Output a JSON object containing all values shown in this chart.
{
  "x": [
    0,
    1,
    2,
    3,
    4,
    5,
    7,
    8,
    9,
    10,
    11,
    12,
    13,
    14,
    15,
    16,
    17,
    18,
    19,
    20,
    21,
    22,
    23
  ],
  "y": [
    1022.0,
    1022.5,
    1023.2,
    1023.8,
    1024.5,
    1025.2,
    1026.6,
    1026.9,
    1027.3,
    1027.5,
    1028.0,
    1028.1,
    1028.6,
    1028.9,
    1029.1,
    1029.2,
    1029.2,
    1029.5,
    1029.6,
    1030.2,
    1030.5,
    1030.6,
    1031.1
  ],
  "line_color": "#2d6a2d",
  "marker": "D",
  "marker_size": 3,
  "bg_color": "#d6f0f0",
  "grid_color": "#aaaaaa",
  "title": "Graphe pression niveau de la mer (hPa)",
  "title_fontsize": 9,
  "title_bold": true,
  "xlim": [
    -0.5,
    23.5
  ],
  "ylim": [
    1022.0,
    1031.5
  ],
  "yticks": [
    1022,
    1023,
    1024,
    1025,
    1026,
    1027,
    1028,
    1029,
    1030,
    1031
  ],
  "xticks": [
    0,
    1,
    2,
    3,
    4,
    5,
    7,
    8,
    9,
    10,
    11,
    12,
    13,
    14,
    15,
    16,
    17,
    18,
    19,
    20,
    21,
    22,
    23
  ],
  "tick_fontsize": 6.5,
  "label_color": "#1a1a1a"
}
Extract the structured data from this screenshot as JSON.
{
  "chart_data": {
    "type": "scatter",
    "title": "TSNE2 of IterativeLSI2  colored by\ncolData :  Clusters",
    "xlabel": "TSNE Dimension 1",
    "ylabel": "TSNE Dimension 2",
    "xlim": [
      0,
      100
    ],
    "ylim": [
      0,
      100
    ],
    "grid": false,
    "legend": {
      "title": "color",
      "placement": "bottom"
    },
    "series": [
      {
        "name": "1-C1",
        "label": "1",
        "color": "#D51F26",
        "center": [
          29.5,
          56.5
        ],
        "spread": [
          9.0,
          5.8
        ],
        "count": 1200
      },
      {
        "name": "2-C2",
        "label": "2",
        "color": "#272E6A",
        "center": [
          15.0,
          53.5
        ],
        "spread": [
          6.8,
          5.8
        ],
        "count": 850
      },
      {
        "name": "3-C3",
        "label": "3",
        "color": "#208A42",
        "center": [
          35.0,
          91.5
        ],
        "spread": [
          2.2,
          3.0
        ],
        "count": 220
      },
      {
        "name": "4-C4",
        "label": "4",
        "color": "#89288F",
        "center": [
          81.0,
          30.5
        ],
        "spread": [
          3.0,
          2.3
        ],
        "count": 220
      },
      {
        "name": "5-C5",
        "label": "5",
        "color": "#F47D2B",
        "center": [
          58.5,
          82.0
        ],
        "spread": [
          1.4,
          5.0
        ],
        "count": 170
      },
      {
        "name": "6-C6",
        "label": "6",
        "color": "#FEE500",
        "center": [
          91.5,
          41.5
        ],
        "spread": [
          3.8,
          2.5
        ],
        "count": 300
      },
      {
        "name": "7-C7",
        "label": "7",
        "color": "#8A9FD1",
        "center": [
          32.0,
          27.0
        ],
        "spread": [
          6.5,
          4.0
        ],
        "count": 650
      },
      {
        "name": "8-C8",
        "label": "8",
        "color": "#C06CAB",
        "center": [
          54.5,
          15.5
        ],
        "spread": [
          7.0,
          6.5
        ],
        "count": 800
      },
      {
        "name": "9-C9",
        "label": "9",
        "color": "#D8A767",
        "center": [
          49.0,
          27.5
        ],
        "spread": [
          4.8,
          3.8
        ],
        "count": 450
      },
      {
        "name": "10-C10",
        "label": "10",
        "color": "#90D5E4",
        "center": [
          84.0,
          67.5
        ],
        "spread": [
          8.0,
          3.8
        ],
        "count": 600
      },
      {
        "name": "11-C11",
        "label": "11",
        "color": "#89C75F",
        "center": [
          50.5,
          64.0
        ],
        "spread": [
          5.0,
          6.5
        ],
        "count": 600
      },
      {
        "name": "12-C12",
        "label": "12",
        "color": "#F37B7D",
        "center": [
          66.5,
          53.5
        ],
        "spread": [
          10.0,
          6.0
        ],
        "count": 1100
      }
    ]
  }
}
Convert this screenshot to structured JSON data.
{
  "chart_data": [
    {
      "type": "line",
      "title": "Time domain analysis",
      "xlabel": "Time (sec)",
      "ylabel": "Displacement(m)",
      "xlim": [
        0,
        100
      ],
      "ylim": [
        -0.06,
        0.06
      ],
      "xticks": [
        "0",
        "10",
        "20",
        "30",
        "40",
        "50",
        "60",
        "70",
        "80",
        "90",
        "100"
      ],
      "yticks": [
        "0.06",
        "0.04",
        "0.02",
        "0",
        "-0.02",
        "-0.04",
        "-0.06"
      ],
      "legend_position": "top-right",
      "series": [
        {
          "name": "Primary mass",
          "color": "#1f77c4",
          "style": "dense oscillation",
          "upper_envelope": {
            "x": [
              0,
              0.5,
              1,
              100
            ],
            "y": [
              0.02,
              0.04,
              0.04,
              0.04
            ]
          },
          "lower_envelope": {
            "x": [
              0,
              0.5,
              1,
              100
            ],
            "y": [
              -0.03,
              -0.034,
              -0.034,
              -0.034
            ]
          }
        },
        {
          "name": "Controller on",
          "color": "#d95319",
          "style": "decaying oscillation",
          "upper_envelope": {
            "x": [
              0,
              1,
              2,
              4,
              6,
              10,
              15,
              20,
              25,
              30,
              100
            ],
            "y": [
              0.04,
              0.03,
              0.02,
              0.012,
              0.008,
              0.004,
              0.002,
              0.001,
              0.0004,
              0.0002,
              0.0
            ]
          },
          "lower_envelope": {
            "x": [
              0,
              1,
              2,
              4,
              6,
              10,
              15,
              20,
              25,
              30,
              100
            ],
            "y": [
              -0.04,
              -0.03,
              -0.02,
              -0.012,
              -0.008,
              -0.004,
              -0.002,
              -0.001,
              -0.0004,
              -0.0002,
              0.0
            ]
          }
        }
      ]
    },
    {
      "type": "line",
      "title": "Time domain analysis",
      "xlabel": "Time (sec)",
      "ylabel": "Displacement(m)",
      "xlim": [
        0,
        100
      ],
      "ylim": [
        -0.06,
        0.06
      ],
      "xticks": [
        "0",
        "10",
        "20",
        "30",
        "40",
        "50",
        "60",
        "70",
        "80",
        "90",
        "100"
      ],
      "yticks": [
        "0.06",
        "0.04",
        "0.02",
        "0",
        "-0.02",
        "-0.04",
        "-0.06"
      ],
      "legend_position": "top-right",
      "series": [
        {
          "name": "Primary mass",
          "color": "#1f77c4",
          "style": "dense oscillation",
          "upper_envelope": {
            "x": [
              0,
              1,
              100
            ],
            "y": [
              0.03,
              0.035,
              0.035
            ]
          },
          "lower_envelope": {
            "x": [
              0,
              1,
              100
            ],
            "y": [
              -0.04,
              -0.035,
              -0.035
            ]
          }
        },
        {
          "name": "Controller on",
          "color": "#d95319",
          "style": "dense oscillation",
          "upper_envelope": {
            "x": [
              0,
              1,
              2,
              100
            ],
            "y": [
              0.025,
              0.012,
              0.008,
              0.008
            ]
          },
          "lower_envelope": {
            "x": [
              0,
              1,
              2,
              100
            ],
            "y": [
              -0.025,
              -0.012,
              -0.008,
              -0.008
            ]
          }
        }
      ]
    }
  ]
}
= = = =
### PROMPT
Extract all lines from the data in which "screenshot" is found.

### OUTPUT OF THE EXERCISE
Extract the structured data from this screenshot as JSON.
Convert this screenshot to structured JSON data.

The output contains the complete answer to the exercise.